* [Task data]:
▼

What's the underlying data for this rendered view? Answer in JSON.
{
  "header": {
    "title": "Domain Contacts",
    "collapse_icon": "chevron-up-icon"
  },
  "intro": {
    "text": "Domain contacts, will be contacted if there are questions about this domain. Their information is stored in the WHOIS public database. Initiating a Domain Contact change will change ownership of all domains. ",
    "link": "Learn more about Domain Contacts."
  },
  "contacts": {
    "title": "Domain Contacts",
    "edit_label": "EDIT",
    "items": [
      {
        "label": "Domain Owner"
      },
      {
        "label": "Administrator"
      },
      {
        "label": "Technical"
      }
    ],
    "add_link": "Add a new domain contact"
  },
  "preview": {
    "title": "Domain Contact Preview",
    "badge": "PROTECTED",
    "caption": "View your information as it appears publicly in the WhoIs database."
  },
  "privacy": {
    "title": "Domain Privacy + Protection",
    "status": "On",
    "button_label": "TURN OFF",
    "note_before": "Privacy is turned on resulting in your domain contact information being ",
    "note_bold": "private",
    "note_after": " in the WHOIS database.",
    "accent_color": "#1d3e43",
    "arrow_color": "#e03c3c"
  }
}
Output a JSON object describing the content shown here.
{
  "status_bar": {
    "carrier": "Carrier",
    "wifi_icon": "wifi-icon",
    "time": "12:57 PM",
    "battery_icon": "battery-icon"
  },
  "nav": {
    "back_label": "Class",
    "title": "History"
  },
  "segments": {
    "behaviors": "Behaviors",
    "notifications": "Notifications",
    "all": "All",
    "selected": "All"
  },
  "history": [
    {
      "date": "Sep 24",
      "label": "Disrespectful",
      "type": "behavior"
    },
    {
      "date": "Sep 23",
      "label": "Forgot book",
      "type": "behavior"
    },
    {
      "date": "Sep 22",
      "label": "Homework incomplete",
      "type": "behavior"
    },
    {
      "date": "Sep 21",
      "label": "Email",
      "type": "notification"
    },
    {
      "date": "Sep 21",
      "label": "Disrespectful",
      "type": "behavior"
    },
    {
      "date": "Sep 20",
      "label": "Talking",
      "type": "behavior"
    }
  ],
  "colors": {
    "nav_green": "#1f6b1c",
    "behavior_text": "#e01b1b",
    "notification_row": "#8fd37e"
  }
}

▲

* [Problem description]:
Reproduce each record exactly as it appears.

* [Result]:
What's the underlying data for this rendered view? Answer in JSON.
{
  "header": {
    "title": "Domain Contacts",
    "collapse_icon": "chevron-up-icon"
  },
  "intro": {
    "text": "Domain contacts, will be contacted if there are questions about this domain. Their information is stored in the WHOIS public database. Initiating a Domain Contact change will change ownership of all domains. ",
    "link": "Learn more about Domain Contacts."
  },
  "contacts": {
    "title": "Domain Contacts",
    "edit_label": "EDIT",
    "items": [
      {
        "label": "Domain Owner"
      },
      {
        "label": "Administrator"
      },
      {
        "label": "Technical"
      }
    ],
    "add_link": "Add a new domain contact"
  },
  "preview": {
    "title": "Domain Contact Preview",
    "badge": "PROTECTED",
    "caption": "View your information as it appears publicly in the WhoIs database."
  },
  "privacy": {
    "title": "Domain Privacy + Protection",
    "status": "On",
    "button_label": "TURN OFF",
    "note_before": "Privacy is turned on resulting in your domain contact information being ",
    "note_bold": "private",
    "note_after": " in the WHOIS database.",
    "accent_color": "#1d3e43",
    "arrow_color": "#e03c3c"
  }
}
Output a JSON object describing the content shown here.
{
  "status_bar": {
    "carrier": "Carrier",
    "wifi_icon": "wifi-icon",
    "time": "12:57 PM",
    "battery_icon": "battery-icon"
  },
  "nav": {
    "back_label": "Class",
    "title": "History"
  },
  "segments": {
    "behaviors": "Behaviors",
    "notifications": "Notifications",
    "all": "All",
    "selected": "All"
  },
  "history": [
    {
      "date": "Sep 24",
      "label": "Disrespectful",
      "type": "behavior"
    },
    {
      "date": "Sep 23",
      "label": "Forgot book",
      "type": "behavior"
    },
    {
      "date": "Sep 22",
      "label": "Homework incomplete",
      "type": "behavior"
    },
    {
      "date": "Sep 21",
      "label": "Email",
      "type": "notification"
    },
    {
      "date": "Sep 21",
      "label": "Disrespectful",
      "type": "behavior"
    },
    {
      "date": "Sep 20",
      "label": "Talking",
      "type": "behavior"
    }
  ],
  "colors": {
    "nav_green": "#1f6b1c",
    "behavior_text": "#e01b1b",
    "notification_row": "#8fd37e"
  }
}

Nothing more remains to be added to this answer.